Problem statement: Quote every line of the material beneath this one.

Supplied records:
-----

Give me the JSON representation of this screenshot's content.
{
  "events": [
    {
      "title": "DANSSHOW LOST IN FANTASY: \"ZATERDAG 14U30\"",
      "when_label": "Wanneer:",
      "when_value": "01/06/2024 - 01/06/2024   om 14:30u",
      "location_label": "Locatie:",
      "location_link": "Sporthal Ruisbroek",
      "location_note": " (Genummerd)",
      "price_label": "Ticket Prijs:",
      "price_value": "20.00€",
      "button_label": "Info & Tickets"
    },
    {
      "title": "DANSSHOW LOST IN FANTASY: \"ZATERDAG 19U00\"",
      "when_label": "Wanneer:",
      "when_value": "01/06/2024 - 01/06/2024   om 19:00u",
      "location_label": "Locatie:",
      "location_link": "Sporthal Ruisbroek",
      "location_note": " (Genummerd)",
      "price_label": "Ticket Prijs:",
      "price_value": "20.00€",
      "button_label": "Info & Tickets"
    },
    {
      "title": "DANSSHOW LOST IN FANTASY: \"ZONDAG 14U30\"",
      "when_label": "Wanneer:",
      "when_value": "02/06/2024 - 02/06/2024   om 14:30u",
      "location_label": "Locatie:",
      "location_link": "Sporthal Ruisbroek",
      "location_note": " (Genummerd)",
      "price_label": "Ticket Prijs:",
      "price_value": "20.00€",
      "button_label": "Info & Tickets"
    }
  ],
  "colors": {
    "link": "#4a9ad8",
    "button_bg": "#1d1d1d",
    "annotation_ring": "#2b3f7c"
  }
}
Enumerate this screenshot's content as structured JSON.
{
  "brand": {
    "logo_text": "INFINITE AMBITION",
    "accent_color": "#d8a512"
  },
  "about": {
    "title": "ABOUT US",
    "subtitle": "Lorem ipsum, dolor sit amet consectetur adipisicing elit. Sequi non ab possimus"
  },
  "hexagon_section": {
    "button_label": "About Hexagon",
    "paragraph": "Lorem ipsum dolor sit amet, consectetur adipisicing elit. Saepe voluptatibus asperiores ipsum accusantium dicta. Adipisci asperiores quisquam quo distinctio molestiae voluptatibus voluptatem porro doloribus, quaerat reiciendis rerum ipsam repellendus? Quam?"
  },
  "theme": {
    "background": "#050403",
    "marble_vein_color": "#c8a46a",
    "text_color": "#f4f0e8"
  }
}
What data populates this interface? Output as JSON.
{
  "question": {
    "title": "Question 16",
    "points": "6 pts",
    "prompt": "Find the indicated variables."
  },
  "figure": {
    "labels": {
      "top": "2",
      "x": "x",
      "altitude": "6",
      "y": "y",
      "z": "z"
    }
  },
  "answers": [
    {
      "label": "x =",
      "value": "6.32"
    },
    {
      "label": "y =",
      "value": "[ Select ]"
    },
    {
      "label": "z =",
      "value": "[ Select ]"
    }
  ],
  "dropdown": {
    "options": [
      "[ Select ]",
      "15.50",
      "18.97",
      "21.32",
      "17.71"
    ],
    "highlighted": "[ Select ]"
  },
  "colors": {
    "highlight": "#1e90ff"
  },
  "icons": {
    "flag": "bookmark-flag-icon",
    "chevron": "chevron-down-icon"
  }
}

-----

Response to this task:
Give me the JSON representation of this screenshot's content.
{
  "events": [
    {
      "title": "DANSSHOW LOST IN FANTASY: \"ZATERDAG 14U30\"",
      "when_label": "Wanneer:",
      "when_value": "01/06/2024 - 01/06/2024   om 14:30u",
      "location_label": "Locatie:",
      "location_link": "Sporthal Ruisbroek",
      "location_note": " (Genummerd)",
      "price_label": "Ticket Prijs:",
      "price_value": "20.00€",
      "button_label": "Info & Tickets"
    },
    {
      "title": "DANSSHOW LOST IN FANTASY: \"ZATERDAG 19U00\"",
      "when_label": "Wanneer:",
      "when_value": "01/06/2024 - 01/06/2024   om 19:00u",
      "location_label": "Locatie:",
      "location_link": "Sporthal Ruisbroek",
      "location_note": " (Genummerd)",
      "price_label": "Ticket Prijs:",
      "price_value": "20.00€",
      "button_label": "Info & Tickets"
    },
    {
      "title": "DANSSHOW LOST IN FANTASY: \"ZONDAG 14U30\"",
      "when_label": "Wanneer:",
      "when_value": "02/06/2024 - 02/06/2024   om 14:30u",
      "location_label": "Locatie:",
      "location_link": "Sporthal Ruisbroek",
      "location_note": " (Genummerd)",
      "price_label": "Ticket Prijs:",
      "price_value": "20.00€",
      "button_label": "Info & Tickets"
    }
  ],
  "colors": {
    "link": "#4a9ad8",
    "button_bg": "#1d1d1d",
    "annotation_ring": "#2b3f7c"
  }
}
Enumerate this screenshot's content as structured JSON.
{
  "brand": {
    "logo_text": "INFINITE AMBITION",
    "accent_color": "#d8a512"
  },
  "about": {
    "title": "ABOUT US",
    "subtitle": "Lorem ipsum, dolor sit amet consectetur adipisicing elit. Sequi non ab possimus"
  },
  "hexagon_section": {
    "button_label": "About Hexagon",
    "paragraph": "Lorem ipsum dolor sit amet, consectetur adipisicing elit. Saepe voluptatibus asperiores ipsum accusantium dicta. Adipisci asperiores quisquam quo distinctio molestiae voluptatibus voluptatem porro doloribus, quaerat reiciendis rerum ipsam repellendus? Quam?"
  },
  "theme": {
    "background": "#050403",
    "marble_vein_color": "#c8a46a",
    "text_color": "#f4f0e8"
  }
}
What data populates this interface? Output as JSON.
{
  "question": {
    "title": "Question 16",
    "points": "6 pts",
    "prompt": "Find the indicated variables."
  },
  "figure": {
    "labels": {
      "top": "2",
      "x": "x",
      "altitude": "6",
      "y": "y",
      "z": "z"
    }
  },
  "answers": [
    {
      "label": "x =",
      "value": "6.32"
    },
    {
      "label": "y =",
      "value": "[ Select ]"
    },
    {
      "label": "z =",
      "value": "[ Select ]"
    }
  ],
  "dropdown": {
    "options": [
      "[ Select ]",
      "15.50",
      "18.97",
      "21.32",
      "17.71"
    ],
    "highlighted": "[ Select ]"
  },
  "colors": {
    "highlight": "#1e90ff"
  },
  "icons": {
    "flag": "bookmark-flag-icon",
    "chevron": "chevron-down-icon"
  }
}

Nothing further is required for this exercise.